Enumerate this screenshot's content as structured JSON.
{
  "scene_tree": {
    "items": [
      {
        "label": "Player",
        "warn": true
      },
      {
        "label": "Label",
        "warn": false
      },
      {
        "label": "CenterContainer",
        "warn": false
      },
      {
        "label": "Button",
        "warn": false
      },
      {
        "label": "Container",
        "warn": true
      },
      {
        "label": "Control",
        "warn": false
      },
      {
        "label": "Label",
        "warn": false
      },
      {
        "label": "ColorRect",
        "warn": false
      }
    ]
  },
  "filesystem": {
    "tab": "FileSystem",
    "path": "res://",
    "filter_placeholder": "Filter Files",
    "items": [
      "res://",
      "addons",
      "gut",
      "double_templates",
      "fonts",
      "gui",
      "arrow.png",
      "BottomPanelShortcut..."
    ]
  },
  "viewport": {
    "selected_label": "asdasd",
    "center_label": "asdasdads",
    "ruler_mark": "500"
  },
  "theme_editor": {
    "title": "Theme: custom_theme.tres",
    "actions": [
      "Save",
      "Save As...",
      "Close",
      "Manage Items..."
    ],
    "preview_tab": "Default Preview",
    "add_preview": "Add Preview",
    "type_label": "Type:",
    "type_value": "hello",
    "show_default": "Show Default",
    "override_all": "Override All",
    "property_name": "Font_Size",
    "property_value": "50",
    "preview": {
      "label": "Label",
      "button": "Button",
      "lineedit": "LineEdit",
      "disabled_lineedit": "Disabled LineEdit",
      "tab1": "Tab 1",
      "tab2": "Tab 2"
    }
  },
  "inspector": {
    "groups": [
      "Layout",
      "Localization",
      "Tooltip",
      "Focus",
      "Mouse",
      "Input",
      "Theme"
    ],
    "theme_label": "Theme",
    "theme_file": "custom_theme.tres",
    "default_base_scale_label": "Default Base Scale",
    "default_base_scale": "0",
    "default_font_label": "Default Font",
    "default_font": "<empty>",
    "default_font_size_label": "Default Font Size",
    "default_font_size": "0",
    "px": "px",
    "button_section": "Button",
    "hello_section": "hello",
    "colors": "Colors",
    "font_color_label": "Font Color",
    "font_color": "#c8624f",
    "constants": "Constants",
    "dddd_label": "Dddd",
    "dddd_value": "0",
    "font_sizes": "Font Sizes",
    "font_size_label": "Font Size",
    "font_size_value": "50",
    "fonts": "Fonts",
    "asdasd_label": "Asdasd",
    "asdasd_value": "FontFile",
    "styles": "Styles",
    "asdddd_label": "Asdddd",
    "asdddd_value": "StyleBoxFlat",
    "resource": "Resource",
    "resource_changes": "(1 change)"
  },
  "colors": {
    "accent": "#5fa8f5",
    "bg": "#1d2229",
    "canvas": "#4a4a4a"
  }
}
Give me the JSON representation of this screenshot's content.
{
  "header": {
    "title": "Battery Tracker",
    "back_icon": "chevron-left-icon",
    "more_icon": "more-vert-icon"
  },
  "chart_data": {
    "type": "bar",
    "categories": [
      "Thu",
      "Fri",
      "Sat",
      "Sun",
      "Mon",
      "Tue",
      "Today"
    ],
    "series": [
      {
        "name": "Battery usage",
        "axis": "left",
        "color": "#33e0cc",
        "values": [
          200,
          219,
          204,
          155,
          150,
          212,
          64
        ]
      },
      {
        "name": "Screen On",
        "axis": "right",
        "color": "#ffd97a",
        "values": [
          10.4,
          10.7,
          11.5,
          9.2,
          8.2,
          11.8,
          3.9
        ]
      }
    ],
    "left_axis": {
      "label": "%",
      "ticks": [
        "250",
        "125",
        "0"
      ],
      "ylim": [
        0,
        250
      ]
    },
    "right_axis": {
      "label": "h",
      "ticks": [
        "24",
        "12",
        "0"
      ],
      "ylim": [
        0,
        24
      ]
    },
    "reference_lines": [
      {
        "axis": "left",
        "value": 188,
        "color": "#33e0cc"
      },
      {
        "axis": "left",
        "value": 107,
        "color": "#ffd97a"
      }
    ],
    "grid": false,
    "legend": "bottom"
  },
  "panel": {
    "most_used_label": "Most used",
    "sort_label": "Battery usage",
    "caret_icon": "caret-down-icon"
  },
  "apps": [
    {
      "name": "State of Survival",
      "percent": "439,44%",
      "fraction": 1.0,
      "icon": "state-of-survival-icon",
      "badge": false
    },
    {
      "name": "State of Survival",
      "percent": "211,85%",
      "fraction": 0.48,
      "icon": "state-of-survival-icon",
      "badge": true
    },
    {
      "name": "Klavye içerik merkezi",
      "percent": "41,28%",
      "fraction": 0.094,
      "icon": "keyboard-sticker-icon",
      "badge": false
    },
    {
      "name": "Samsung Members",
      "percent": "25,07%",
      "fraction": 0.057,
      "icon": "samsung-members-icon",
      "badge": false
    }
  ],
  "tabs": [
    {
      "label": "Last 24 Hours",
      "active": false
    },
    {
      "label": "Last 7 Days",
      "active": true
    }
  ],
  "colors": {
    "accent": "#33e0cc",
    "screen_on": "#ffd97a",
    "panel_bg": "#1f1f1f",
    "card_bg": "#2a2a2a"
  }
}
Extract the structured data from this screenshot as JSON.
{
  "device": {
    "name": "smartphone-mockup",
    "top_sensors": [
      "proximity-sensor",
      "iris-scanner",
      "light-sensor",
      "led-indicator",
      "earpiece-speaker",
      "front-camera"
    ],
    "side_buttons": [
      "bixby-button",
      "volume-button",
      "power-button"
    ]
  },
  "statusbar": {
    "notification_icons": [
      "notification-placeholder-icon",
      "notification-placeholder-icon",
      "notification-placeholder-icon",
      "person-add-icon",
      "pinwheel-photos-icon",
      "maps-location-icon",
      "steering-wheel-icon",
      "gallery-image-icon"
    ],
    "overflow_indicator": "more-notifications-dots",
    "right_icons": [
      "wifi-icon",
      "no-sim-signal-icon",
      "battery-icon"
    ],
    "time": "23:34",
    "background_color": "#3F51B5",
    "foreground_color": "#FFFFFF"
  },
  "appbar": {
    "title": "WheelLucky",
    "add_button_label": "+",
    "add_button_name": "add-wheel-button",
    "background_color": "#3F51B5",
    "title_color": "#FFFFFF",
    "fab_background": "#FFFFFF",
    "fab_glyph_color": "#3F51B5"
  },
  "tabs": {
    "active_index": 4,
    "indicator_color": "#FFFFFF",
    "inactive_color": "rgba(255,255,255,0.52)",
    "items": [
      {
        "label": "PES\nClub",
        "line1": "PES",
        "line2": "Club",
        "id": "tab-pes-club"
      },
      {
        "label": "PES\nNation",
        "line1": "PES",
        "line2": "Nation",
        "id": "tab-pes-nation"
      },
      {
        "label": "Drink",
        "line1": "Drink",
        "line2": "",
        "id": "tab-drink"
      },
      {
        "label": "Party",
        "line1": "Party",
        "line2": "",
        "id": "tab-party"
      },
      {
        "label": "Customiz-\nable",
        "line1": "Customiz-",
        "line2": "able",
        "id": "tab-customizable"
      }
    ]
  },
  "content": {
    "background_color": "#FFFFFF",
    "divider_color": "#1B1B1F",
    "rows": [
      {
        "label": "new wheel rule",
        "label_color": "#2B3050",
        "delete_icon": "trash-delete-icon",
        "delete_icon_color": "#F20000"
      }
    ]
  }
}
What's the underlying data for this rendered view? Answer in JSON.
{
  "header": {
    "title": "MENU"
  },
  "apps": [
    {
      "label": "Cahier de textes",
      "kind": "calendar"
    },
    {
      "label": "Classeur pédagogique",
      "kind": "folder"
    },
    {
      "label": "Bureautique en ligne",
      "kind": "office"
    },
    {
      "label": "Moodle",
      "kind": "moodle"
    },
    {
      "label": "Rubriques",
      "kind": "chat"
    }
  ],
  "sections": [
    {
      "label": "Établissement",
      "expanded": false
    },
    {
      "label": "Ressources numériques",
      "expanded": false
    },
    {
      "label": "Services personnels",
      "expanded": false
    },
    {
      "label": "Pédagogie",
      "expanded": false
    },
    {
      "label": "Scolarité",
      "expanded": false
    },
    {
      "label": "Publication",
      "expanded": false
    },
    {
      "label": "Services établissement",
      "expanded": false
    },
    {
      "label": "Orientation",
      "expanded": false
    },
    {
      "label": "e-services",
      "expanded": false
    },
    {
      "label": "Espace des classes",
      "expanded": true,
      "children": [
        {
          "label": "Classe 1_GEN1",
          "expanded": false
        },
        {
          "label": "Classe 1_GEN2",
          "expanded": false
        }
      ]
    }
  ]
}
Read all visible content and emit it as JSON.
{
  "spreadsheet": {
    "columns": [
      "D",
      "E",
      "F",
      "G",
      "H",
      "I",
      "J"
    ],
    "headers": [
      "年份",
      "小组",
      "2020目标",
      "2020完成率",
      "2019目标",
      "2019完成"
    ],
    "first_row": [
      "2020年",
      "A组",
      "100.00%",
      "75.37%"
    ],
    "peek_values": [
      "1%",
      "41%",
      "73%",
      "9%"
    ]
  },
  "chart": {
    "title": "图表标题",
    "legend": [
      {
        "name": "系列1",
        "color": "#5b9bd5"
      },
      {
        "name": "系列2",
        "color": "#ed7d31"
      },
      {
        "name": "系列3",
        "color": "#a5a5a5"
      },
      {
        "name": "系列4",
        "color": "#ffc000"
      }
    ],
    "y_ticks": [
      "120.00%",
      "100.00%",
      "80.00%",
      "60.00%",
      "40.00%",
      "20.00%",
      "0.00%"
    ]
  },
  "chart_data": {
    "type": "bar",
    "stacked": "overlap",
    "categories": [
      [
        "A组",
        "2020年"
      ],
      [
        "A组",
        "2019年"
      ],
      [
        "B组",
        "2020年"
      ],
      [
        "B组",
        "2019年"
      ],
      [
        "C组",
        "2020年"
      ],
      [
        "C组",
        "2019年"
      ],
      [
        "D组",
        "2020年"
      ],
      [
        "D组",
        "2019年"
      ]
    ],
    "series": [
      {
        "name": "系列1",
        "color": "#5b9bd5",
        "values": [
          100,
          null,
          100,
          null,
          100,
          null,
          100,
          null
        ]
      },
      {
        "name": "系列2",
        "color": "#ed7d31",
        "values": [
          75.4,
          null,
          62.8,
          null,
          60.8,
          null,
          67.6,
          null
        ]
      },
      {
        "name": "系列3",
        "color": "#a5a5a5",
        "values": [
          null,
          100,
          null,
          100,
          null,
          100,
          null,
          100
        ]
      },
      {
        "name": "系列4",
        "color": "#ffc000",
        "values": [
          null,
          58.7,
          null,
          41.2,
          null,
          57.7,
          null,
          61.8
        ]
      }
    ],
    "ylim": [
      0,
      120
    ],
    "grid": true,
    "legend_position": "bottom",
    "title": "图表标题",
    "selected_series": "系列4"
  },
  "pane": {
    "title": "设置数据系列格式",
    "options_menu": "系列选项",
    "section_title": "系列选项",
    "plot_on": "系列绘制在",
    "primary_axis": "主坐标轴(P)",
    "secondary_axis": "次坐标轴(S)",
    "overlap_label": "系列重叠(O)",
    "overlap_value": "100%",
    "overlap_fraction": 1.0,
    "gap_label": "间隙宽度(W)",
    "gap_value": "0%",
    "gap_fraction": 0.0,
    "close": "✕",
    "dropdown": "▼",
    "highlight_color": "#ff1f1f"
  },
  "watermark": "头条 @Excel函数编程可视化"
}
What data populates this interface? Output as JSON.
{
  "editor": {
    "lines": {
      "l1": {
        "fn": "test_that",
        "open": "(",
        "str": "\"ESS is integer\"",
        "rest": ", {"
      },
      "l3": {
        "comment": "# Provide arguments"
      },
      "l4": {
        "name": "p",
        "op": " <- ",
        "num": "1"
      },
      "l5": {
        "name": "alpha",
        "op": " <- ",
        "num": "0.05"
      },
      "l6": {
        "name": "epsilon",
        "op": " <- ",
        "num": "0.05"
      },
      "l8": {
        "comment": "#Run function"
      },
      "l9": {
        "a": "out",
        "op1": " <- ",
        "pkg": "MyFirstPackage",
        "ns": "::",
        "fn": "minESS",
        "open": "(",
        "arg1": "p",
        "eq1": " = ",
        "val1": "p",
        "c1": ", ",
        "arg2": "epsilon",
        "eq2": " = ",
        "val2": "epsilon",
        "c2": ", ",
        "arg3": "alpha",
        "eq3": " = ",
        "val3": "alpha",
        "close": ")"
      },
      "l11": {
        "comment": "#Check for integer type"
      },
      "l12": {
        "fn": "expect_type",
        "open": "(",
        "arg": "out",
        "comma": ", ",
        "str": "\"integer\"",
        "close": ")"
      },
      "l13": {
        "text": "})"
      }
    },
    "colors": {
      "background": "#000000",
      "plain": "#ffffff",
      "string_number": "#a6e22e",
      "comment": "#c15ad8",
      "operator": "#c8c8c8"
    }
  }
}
------------------------------------
:: What you are asked to do ::
Starting from the line with "What data populates" and ending with the final line of the data, quote every line exactly, both ends included.

:: Solution to the problem ::
What data populates this interface? Output as JSON.
{
  "editor": {
    "lines": {
      "l1": {
        "fn": "test_that",
        "open": "(",
        "str": "\"ESS is integer\"",
        "rest": ", {"
      },
      "l3": {
        "comment": "# Provide arguments"
      },
      "l4": {
        "name": "p",
        "op": " <- ",
        "num": "1"
      },
      "l5": {
        "name": "alpha",
        "op": " <- ",
        "num": "0.05"
      },
      "l6": {
        "name": "epsilon",
        "op": " <- ",
        "num": "0.05"
      },
      "l8": {
        "comment": "#Run function"
      },
      "l9": {
        "a": "out",
        "op1": " <- ",
        "pkg": "MyFirstPackage",
        "ns": "::",
        "fn": "minESS",
        "open": "(",
        "arg1": "p",
        "eq1": " = ",
        "val1": "p",
        "c1": ", ",
        "arg2": "epsilon",
        "eq2": " = ",
        "val2": "epsilon",
        "c2": ", ",
        "arg3": "alpha",
        "eq3": " = ",
        "val3": "alpha",
        "close": ")"
      },
      "l11": {
        "comment": "#Check for integer type"
      },
      "l12": {
        "fn": "expect_type",
        "open": "(",
        "arg": "out",
        "comma": ", ",
        "str": "\"integer\"",
        "close": ")"
      },
      "l13": {
        "text": "})"
      }
    },
    "colors": {
      "background": "#000000",
      "plain": "#ffffff",
      "string_number": "#a6e22e",
      "comment": "#c15ad8",
      "operator": "#c8c8c8"
    }
  }
}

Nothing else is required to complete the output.